Reproduce word for word the lines of the records from the line with "Itemize the components" up to and including the line with "- chapter-title: Prelude: [241, 216, 474, 293]", leaving the pictures out of your answer.

═════ MATERIALS PROVIDED

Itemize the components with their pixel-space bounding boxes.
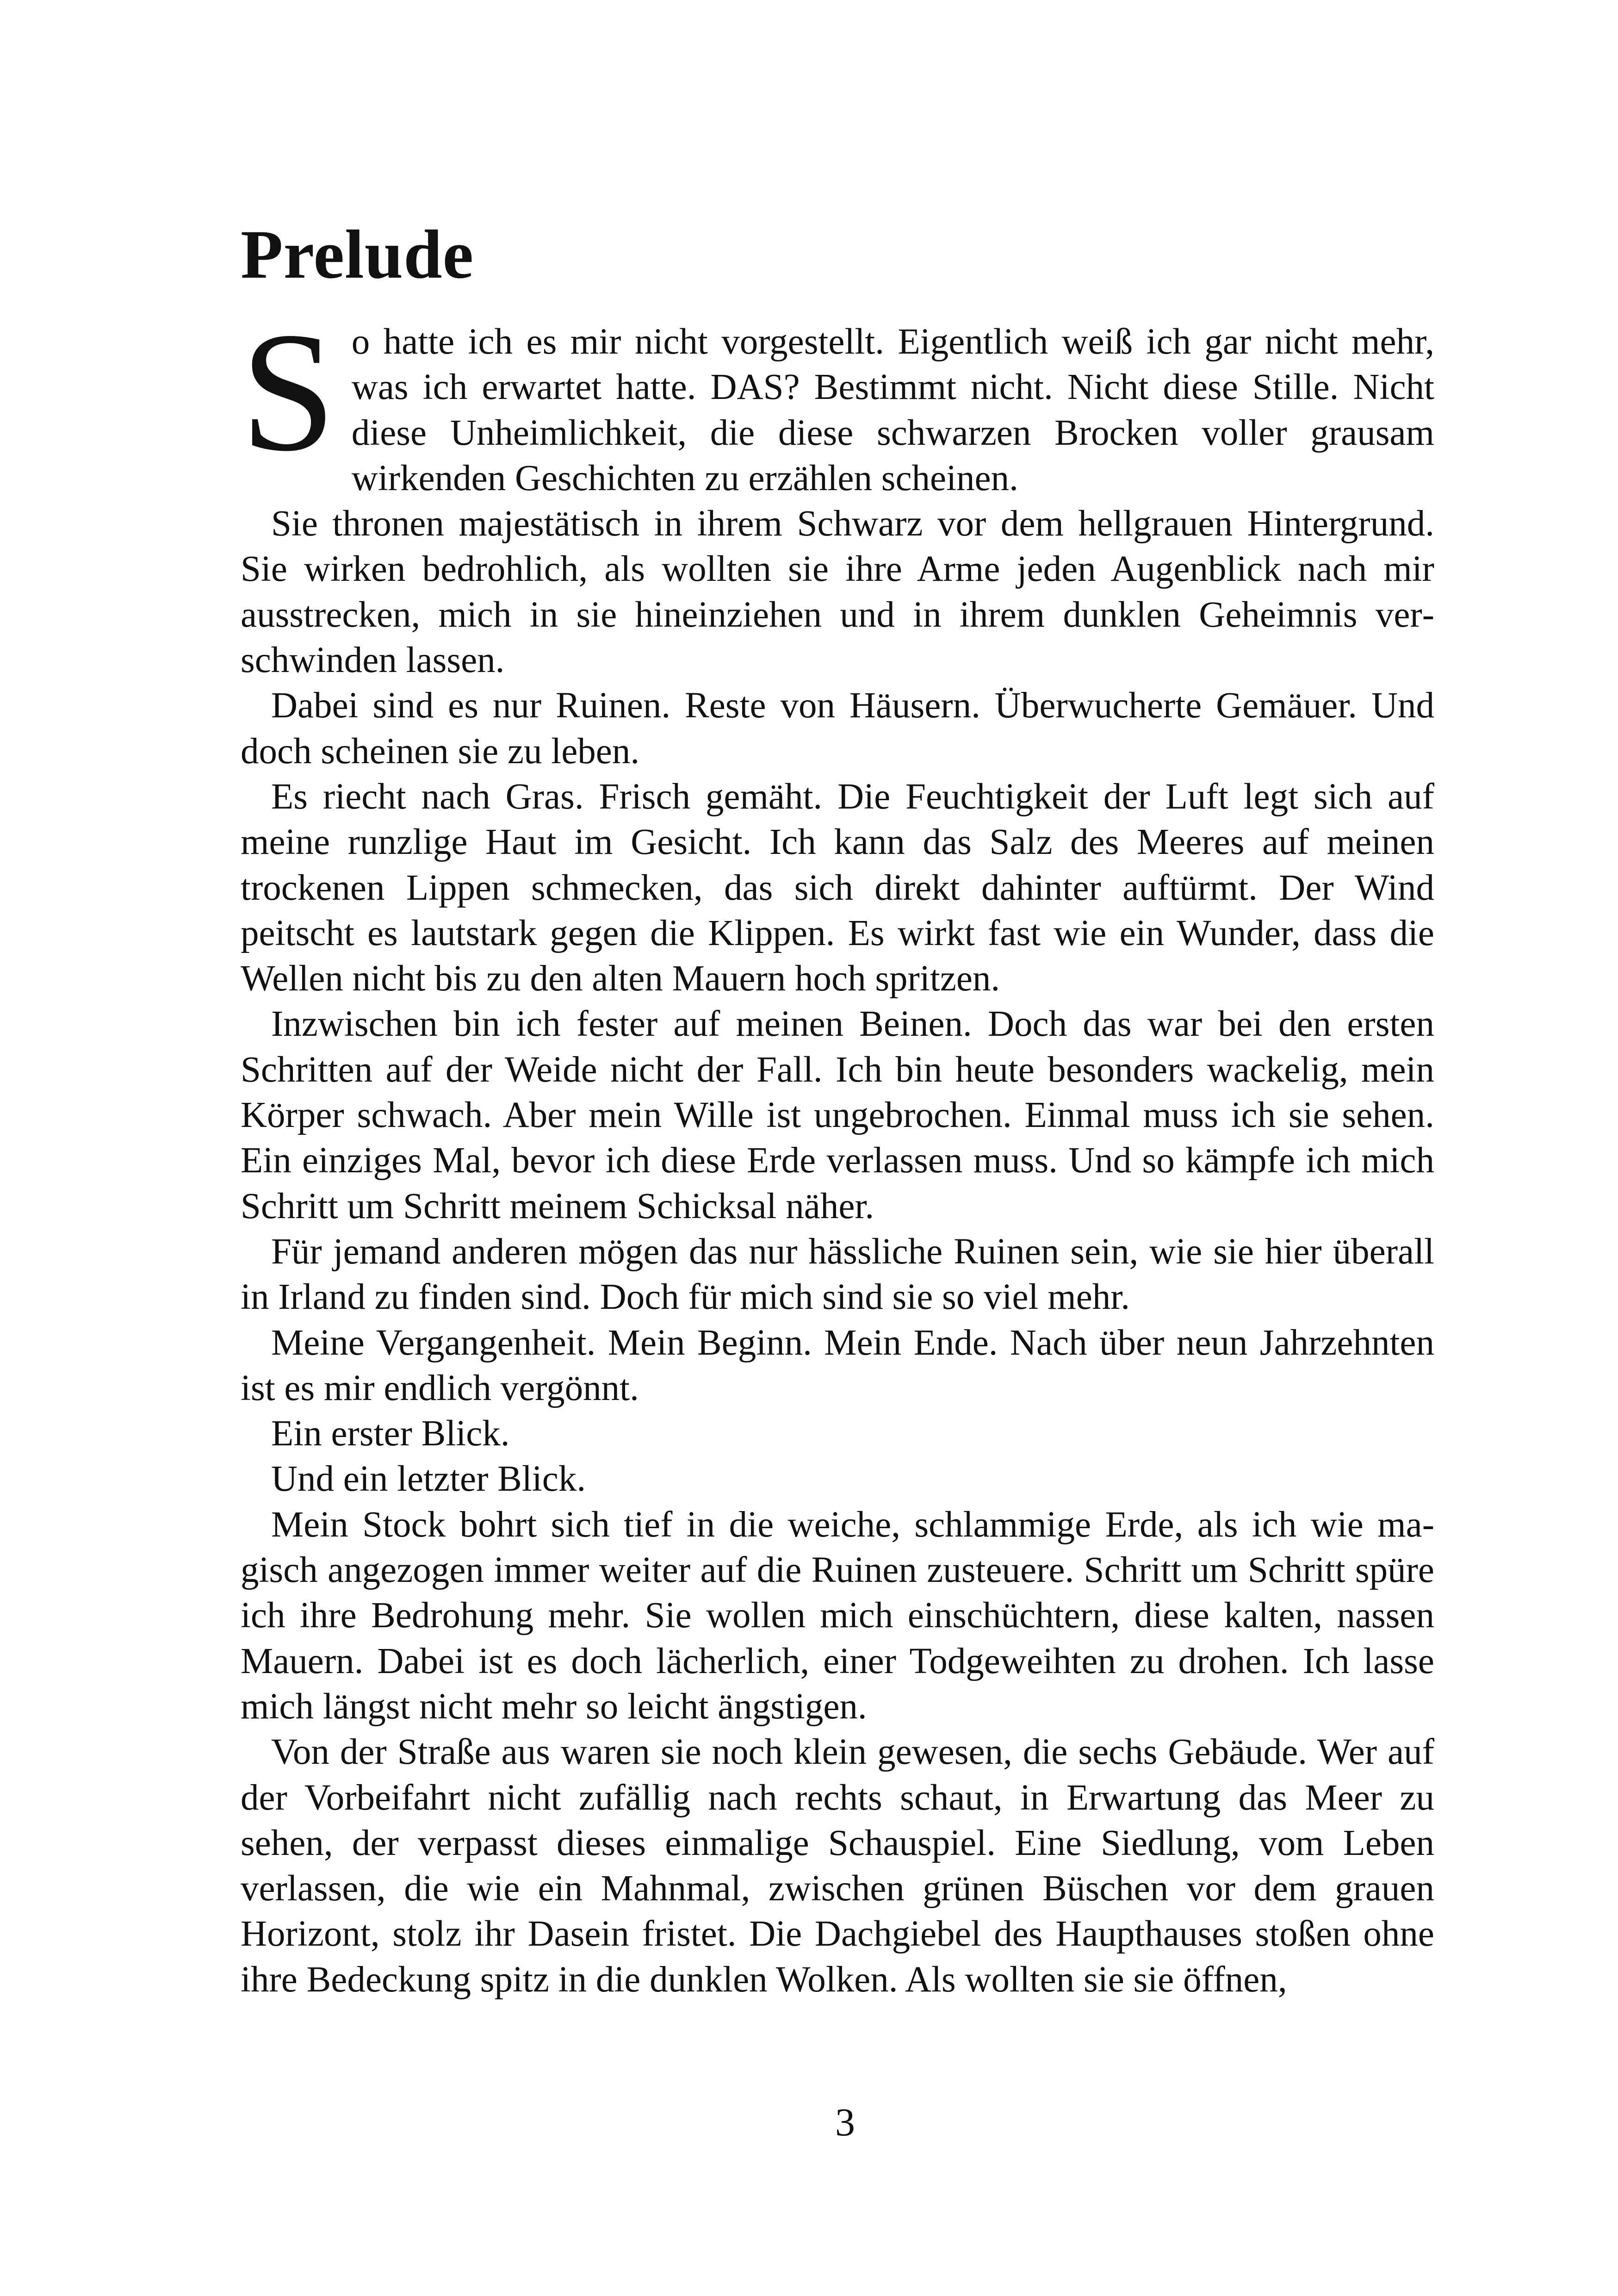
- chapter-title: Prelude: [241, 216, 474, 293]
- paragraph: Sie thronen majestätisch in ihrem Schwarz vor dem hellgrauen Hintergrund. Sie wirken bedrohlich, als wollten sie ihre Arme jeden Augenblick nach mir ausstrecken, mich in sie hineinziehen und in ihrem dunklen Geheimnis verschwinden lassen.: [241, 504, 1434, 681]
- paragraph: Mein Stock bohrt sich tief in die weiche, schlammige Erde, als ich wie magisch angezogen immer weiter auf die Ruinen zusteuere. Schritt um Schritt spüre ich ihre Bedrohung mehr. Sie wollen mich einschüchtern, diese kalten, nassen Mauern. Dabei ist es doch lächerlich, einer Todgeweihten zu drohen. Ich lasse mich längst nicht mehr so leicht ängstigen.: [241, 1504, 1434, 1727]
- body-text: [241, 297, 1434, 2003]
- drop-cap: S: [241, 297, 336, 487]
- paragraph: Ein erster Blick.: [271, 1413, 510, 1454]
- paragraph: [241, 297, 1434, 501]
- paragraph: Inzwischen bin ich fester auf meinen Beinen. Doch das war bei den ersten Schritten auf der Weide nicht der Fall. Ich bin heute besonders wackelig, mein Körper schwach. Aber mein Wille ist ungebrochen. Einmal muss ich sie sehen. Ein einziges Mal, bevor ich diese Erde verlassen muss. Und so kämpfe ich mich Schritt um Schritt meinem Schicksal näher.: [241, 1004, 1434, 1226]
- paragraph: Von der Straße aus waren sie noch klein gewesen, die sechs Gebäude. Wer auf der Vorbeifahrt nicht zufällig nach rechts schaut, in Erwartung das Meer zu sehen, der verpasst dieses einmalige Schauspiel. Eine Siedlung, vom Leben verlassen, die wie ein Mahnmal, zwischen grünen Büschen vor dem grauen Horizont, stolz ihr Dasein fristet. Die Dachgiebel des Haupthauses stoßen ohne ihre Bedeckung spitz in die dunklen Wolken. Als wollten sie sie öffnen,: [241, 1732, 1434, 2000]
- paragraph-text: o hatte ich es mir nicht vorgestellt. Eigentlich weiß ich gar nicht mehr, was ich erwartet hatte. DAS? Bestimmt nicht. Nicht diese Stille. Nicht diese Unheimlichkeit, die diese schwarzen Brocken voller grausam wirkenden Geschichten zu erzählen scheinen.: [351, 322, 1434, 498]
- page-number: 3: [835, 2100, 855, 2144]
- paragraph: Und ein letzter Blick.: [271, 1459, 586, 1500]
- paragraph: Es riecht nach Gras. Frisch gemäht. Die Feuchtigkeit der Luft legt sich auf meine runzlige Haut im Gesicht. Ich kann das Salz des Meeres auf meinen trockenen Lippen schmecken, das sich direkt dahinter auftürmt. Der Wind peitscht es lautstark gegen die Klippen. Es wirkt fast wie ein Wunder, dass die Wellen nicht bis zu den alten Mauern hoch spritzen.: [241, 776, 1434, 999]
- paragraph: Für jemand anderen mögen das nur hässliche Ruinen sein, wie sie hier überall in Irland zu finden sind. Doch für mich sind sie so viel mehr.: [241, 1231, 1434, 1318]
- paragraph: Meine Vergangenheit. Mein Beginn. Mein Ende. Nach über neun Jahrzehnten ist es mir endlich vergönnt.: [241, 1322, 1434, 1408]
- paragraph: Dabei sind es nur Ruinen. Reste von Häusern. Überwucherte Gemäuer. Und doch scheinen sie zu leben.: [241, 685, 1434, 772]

══════════
═════ MATERIALS PROVIDED

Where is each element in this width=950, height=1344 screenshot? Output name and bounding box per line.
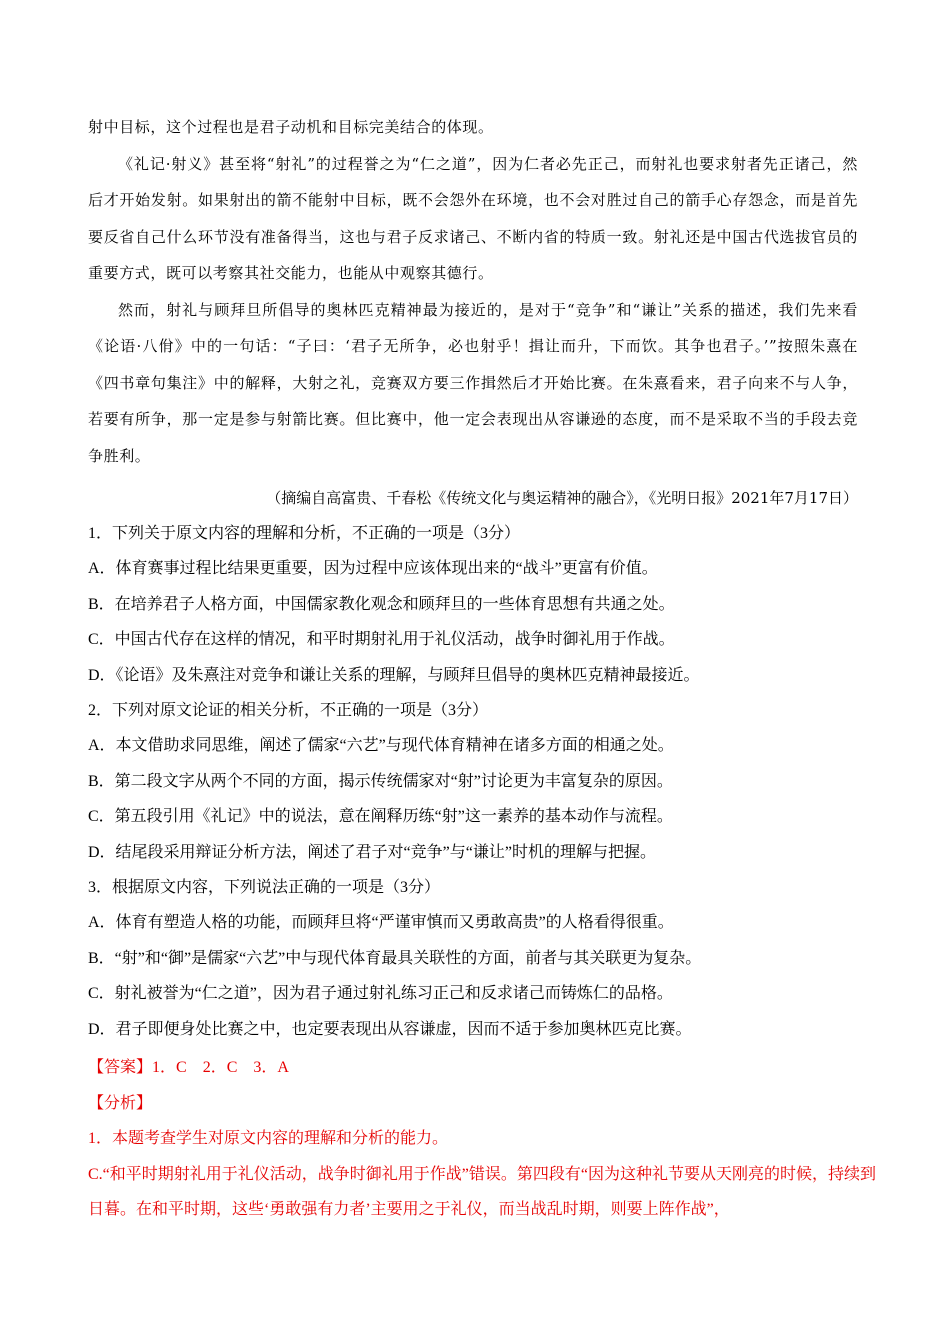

══════════
═════ MATERIALS PROVIDED

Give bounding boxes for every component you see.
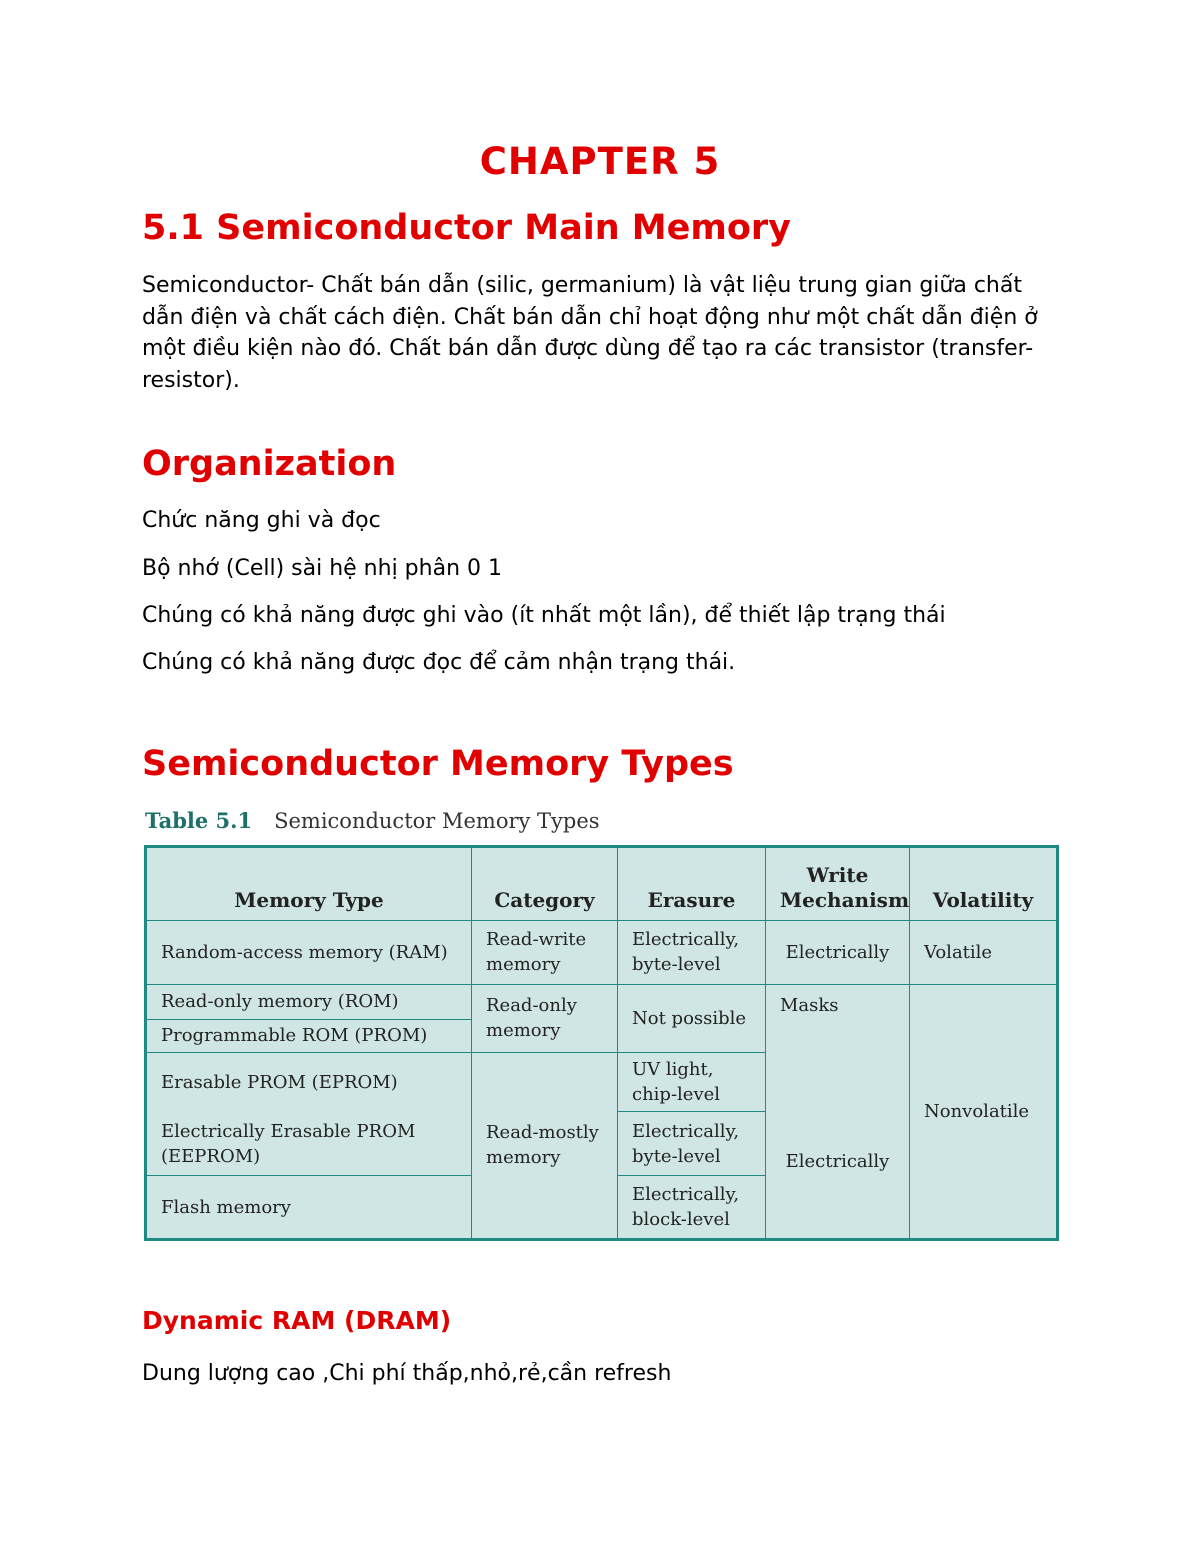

══════════

__RESPONSE TO THIS EXERCISE__:
Itemize the components with their pixel-space bounding boxes.
- chapter-title: Prelude: [241, 216, 474, 293]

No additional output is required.